Request: Could you turn the records, from their first line through the line containing "227, 490, 307]", both included, into a numbered list with blank lines left out?

Source records:
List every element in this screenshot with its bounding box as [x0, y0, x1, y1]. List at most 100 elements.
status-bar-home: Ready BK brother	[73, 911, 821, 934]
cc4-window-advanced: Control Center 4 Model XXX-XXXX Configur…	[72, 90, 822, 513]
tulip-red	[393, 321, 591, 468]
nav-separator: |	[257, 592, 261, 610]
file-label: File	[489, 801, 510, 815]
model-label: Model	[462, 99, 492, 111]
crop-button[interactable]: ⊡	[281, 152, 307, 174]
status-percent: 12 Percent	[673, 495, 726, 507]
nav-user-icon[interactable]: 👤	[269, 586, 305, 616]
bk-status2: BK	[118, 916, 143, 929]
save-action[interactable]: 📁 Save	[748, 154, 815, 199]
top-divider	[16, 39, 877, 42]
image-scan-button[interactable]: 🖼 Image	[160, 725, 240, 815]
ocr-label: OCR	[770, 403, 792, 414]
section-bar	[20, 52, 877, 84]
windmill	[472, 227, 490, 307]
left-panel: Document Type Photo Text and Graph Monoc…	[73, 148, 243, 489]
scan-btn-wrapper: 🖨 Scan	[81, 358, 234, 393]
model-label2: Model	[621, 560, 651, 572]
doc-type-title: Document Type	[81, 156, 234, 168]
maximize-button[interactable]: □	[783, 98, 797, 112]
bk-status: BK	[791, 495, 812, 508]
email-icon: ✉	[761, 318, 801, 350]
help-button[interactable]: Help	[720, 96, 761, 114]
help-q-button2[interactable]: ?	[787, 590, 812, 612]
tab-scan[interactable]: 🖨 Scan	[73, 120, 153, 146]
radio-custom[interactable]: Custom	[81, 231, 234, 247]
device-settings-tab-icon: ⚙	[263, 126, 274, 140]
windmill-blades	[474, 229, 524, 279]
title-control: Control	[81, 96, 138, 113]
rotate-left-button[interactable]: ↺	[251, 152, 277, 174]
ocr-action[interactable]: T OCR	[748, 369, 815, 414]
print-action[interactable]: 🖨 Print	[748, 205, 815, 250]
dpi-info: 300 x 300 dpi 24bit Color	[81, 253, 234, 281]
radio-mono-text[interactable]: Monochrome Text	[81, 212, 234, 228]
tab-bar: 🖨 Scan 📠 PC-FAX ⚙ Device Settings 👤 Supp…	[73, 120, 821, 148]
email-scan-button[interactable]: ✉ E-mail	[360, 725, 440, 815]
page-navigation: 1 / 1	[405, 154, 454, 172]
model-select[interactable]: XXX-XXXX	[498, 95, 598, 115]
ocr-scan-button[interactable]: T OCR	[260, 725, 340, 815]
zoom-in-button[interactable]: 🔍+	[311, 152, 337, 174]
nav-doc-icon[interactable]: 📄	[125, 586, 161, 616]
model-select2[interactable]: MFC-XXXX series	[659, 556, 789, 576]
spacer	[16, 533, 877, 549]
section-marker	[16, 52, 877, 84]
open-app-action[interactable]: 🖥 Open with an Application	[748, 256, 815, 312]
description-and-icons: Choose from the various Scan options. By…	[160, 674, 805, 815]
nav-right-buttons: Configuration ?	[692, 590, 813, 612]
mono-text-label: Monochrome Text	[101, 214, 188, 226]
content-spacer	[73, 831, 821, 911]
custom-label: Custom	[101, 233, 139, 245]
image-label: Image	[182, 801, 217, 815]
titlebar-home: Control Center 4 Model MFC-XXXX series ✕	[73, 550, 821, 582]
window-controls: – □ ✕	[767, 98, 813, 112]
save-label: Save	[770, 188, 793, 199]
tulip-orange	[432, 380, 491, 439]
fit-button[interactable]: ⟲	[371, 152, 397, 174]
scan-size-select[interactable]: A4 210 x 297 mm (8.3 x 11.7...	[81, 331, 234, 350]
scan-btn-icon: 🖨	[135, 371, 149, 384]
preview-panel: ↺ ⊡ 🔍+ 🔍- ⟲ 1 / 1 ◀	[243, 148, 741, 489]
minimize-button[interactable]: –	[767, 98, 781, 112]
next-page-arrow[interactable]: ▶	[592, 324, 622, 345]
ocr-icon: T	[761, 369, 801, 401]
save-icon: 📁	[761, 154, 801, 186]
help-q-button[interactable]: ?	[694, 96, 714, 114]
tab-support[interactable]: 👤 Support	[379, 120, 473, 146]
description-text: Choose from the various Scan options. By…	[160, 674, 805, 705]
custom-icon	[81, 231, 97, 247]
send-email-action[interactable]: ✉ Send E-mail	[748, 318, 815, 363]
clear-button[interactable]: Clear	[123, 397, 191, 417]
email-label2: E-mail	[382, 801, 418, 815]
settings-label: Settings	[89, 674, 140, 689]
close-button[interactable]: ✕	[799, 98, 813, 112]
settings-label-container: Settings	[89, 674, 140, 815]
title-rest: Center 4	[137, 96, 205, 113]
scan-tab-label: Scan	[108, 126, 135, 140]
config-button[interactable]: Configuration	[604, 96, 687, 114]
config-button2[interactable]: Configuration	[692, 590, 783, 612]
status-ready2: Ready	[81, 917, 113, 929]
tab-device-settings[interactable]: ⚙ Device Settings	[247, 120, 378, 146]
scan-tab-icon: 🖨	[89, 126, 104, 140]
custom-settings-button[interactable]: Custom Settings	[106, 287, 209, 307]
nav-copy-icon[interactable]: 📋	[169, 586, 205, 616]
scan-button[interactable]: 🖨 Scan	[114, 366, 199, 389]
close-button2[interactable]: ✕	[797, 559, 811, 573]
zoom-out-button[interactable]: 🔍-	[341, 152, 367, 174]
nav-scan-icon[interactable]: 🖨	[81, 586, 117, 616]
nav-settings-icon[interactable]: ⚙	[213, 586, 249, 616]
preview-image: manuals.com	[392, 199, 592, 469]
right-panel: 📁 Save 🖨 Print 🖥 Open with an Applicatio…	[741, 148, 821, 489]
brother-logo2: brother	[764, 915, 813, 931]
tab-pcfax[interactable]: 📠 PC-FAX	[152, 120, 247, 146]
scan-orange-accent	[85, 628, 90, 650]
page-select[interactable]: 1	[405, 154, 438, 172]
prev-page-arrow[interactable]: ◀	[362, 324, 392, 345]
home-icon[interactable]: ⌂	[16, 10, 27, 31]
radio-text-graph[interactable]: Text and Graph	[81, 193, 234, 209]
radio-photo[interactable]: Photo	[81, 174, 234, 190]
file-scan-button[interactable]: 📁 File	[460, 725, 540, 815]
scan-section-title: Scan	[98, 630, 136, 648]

Completed exercise:
1. List every element in this screenshot with its bounding box as [x0, y0, x1, y1]. List at most 100 elements.
2. status-bar-home: Ready BK brother	[73, 911, 821, 934]
3. cc4-window-advanced: Control Center 4 Model XXX-XXXX Configur…	[72, 90, 822, 513]
4. tulip-red	[393, 321, 591, 468]
5. nav-separator: |	[257, 592, 261, 610]
6. file-label: File	[489, 801, 510, 815]
7. model-label: Model	[462, 99, 492, 111]
8. crop-button[interactable]: ⊡	[281, 152, 307, 174]
9. status-percent: 12 Percent	[673, 495, 726, 507]
10. nav-user-icon[interactable]: 👤	[269, 586, 305, 616]
11. bk-status2: BK	[118, 916, 143, 929]
12. save-action[interactable]: 📁 Save	[748, 154, 815, 199]
13. top-divider	[16, 39, 877, 42]
14. image-scan-button[interactable]: 🖼 Image	[160, 725, 240, 815]
15. ocr-label: OCR	[770, 403, 792, 414]
16. section-bar	[20, 52, 877, 84]
17. windmill	[472, 227, 490, 307]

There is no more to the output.